::: Entries
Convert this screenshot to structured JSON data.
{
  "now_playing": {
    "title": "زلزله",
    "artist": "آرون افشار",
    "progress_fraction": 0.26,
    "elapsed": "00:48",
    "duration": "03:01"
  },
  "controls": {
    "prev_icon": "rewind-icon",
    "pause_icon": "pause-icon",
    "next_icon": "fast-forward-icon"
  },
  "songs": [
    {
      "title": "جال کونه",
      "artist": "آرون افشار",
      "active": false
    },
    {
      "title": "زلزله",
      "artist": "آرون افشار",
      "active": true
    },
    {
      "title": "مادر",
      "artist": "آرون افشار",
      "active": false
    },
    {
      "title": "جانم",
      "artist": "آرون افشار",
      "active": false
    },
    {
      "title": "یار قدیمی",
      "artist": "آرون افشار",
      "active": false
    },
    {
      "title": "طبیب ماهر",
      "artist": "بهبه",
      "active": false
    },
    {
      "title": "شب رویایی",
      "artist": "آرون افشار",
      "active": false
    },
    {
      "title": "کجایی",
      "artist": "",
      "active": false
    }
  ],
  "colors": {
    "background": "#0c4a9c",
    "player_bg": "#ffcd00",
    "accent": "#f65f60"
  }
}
::::::
What is needed: Your task is to output the full set of records exactly as presented.

Solution for this task:
Convert this screenshot to structured JSON data.
{
  "now_playing": {
    "title": "زلزله",
    "artist": "آرون افشار",
    "progress_fraction": 0.26,
    "elapsed": "00:48",
    "duration": "03:01"
  },
  "controls": {
    "prev_icon": "rewind-icon",
    "pause_icon": "pause-icon",
    "next_icon": "fast-forward-icon"
  },
  "songs": [
    {
      "title": "جال کونه",
      "artist": "آرون افشار",
      "active": false
    },
    {
      "title": "زلزله",
      "artist": "آرون افشار",
      "active": true
    },
    {
      "title": "مادر",
      "artist": "آرون افشار",
      "active": false
    },
    {
      "title": "جانم",
      "artist": "آرون افشار",
      "active": false
    },
    {
      "title": "یار قدیمی",
      "artist": "آرون افشار",
      "active": false
    },
    {
      "title": "طبیب ماهر",
      "artist": "بهبه",
      "active": false
    },
    {
      "title": "شب رویایی",
      "artist": "آرون افشار",
      "active": false
    },
    {
      "title": "کجایی",
      "artist": "",
      "active": false
    }
  ],
  "colors": {
    "background": "#0c4a9c",
    "player_bg": "#ffcd00",
    "accent": "#f65f60"
  }
}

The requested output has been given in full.